** begin Records shown **

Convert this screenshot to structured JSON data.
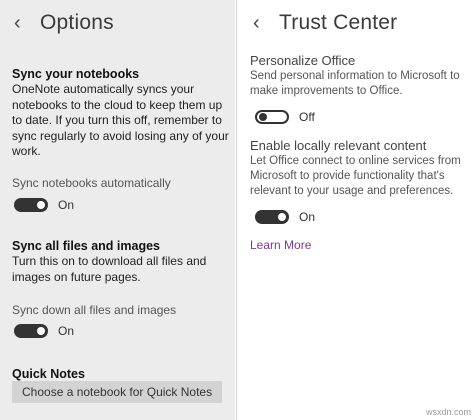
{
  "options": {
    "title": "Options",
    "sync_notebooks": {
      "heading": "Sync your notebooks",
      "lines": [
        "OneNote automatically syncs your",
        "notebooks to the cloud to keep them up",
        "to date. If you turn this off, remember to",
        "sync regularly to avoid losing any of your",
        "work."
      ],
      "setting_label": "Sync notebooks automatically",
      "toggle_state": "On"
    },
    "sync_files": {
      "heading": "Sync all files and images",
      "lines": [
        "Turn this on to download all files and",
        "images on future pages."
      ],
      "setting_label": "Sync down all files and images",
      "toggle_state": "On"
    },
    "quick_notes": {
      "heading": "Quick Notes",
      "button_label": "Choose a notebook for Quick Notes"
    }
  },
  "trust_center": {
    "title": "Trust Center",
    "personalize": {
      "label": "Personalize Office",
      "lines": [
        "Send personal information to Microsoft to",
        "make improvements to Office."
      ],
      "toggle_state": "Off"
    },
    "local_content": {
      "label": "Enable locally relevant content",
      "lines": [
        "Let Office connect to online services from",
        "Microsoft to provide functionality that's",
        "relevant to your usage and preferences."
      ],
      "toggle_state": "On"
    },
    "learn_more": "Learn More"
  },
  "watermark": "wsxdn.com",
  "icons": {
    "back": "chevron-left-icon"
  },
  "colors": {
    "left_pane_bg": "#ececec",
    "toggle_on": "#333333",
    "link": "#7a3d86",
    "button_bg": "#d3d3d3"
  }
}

** end Records shown **

[Aim] Return the lines of the records that include the string "Office".

[Answer for this exercise]
      "label": "Personalize Office",
        "make improvements to Office."
        "Let Office connect to online services from",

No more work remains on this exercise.